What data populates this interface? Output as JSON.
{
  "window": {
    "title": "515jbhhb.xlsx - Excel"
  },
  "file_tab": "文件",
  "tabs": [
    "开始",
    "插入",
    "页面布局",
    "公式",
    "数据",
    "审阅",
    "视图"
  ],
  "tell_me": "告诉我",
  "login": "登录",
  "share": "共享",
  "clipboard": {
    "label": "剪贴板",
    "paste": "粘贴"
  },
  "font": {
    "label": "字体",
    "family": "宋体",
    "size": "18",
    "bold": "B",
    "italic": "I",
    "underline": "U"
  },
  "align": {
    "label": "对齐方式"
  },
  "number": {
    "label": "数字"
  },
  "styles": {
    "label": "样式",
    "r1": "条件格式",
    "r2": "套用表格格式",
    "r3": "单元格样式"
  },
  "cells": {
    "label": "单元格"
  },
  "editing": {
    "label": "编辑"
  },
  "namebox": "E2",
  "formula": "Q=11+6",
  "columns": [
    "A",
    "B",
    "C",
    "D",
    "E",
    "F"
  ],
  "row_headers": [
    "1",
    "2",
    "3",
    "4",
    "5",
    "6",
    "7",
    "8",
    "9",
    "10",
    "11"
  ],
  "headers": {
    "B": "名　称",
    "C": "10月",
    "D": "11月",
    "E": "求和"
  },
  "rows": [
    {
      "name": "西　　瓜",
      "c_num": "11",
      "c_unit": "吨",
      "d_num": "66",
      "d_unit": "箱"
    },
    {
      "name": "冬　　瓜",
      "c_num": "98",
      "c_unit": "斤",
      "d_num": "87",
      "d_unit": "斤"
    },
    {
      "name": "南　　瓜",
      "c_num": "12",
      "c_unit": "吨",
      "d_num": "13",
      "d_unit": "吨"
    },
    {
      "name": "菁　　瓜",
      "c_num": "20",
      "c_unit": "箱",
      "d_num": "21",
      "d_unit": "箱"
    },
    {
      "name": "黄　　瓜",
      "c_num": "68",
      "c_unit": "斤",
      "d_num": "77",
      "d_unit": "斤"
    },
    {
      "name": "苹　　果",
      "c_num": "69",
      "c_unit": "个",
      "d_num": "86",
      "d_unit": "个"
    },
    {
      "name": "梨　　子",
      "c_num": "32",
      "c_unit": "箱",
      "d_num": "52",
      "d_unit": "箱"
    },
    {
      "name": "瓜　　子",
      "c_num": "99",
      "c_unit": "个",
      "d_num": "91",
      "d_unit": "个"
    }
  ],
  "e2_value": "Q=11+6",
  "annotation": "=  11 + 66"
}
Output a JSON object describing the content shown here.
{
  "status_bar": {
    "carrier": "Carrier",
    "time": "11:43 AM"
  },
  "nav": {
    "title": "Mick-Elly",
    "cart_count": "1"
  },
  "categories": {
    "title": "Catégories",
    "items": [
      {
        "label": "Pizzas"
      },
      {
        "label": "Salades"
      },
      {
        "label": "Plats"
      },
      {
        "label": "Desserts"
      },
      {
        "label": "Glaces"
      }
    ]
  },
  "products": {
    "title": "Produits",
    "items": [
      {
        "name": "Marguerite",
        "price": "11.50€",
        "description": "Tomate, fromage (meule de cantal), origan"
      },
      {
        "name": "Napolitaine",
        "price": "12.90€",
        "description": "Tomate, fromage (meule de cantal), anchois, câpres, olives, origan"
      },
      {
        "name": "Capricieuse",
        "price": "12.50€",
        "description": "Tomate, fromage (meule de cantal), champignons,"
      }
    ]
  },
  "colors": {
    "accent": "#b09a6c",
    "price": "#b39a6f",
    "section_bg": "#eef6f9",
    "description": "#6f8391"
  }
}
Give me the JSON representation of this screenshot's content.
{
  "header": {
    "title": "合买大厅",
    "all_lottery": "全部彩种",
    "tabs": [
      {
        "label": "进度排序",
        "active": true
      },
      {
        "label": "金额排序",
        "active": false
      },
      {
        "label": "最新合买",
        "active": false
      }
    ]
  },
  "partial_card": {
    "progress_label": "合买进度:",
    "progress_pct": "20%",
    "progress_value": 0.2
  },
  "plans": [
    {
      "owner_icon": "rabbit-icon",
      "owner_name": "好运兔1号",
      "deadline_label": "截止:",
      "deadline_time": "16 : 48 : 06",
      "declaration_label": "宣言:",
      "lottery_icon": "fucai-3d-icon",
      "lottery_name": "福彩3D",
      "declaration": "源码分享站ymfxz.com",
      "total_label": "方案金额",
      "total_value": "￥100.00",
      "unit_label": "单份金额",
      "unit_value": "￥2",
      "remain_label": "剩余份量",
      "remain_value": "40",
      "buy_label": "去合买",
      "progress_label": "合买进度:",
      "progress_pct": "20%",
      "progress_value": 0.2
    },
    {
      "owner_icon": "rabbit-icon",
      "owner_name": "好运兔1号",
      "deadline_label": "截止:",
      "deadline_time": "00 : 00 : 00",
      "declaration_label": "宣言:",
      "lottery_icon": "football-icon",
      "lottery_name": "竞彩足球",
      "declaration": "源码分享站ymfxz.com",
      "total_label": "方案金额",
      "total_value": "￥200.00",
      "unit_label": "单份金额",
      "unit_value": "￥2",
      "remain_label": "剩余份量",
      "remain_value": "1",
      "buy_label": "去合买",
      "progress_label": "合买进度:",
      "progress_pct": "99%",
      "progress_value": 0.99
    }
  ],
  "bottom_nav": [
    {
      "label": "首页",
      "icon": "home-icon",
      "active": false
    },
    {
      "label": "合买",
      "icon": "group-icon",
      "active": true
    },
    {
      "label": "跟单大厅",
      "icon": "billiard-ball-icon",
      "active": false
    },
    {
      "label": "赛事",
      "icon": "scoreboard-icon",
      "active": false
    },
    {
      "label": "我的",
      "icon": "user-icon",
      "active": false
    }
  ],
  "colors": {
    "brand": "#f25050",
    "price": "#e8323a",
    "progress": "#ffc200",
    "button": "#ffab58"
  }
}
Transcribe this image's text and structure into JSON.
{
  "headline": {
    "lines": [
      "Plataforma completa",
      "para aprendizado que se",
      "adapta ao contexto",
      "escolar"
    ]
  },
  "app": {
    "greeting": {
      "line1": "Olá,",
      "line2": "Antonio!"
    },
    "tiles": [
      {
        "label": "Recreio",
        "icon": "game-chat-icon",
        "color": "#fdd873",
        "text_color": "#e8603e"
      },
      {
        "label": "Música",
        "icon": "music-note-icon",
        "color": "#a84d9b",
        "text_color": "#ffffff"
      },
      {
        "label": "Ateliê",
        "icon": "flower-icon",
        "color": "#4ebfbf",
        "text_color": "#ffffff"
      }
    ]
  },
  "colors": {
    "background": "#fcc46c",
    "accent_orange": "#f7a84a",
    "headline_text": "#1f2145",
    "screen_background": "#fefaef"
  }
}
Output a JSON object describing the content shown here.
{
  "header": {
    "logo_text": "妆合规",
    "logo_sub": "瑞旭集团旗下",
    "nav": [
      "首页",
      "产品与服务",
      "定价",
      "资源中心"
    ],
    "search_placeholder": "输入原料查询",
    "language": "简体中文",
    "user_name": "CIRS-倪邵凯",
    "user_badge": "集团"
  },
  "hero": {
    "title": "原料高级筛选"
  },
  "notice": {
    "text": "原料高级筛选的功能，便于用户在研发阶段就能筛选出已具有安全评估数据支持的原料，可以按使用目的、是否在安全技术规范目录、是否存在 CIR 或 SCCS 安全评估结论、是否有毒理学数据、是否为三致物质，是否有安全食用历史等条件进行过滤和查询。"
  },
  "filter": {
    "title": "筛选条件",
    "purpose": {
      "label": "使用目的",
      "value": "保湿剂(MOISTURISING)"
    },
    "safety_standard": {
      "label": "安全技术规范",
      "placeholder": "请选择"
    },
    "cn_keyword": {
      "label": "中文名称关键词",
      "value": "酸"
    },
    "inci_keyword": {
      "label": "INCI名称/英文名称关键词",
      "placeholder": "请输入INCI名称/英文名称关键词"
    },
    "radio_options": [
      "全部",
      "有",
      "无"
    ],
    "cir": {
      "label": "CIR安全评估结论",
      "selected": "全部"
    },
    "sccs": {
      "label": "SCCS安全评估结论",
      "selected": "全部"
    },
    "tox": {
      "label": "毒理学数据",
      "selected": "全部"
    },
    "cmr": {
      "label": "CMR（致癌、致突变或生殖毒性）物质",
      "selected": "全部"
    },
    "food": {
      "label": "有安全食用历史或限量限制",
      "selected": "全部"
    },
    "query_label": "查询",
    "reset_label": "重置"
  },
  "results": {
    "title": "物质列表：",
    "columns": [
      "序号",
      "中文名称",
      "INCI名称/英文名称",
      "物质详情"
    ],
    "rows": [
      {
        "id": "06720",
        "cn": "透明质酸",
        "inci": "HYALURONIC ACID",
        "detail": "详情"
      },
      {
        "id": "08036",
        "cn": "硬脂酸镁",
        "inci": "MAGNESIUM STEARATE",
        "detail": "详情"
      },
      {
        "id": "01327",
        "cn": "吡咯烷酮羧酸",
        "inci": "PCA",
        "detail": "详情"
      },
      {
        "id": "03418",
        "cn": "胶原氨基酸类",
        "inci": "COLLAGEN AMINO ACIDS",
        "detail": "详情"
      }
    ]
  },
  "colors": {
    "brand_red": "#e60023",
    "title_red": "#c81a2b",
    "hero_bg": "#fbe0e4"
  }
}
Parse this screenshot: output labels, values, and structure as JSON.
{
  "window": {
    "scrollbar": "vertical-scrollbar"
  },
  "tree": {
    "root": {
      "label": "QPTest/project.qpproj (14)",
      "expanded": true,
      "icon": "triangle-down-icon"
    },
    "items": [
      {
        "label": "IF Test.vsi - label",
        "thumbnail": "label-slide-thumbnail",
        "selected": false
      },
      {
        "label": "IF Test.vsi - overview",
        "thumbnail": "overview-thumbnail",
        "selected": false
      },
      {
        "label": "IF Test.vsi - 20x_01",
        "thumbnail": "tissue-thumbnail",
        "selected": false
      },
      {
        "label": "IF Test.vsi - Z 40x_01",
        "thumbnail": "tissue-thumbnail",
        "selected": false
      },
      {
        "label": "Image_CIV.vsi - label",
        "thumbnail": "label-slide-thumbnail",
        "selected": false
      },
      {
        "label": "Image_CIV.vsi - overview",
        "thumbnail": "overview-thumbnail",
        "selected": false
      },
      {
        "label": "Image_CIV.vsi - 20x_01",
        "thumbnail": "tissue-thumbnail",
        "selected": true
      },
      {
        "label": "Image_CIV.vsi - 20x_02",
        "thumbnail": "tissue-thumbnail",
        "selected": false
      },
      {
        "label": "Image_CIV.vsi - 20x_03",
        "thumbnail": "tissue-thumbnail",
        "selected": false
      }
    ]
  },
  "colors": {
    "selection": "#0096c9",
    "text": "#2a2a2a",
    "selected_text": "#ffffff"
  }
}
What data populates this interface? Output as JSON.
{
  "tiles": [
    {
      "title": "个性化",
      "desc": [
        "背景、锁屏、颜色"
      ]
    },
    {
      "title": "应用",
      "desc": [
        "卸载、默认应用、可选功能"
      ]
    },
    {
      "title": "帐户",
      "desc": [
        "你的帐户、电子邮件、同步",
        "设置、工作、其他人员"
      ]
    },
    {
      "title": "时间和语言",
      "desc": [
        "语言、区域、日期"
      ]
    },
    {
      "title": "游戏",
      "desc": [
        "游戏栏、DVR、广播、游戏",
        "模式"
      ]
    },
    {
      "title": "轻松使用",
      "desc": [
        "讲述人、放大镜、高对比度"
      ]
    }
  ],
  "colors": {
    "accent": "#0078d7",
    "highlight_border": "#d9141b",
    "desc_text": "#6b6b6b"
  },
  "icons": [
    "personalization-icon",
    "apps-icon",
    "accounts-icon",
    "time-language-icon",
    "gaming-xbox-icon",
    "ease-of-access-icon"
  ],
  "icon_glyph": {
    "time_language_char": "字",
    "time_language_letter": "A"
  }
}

### Description of the task
Lines that include the word "origan" are to be extracted from the data above.

### Exercise answer
        "description": "Tomate, fromage (meule de cantal), origan"
        "description": "Tomate, fromage (meule de cantal), anchois, câpres, olives, origan"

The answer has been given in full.